▶ Short problem:
From the entries below, copy every line holding the word "operating".

▶ Task input:
----

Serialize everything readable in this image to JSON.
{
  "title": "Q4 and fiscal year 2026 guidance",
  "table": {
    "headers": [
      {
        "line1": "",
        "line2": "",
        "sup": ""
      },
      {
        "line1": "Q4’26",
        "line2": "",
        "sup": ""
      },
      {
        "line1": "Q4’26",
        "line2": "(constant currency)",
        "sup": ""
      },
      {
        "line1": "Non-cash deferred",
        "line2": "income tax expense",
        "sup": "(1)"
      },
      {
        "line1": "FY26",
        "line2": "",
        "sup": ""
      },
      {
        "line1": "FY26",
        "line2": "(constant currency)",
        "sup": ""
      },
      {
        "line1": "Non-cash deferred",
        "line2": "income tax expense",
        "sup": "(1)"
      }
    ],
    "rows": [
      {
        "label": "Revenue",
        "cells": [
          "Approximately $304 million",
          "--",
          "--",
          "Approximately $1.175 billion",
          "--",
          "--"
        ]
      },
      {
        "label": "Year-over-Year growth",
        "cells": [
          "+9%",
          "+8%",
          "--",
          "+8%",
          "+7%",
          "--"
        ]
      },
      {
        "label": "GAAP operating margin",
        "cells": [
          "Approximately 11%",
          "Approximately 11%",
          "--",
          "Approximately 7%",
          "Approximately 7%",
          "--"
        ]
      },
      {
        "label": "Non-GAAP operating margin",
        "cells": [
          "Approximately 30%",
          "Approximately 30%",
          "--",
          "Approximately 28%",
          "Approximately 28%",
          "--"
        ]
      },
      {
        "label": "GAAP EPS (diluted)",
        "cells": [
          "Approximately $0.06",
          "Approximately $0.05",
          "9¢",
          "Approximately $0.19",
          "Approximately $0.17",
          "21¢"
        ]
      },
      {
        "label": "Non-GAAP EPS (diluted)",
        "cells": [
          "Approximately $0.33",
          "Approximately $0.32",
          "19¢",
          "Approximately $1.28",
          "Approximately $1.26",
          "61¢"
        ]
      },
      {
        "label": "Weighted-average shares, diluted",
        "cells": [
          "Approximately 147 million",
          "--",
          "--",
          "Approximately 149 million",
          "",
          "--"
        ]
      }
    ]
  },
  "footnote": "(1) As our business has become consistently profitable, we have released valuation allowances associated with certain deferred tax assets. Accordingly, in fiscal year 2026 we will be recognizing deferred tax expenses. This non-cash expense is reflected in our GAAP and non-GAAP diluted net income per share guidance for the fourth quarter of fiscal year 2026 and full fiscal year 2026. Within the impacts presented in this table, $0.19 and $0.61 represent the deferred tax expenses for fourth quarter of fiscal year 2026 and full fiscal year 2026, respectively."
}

----

▶ Answer:
        "label": "GAAP operating margin",
        "label": "Non-GAAP operating margin",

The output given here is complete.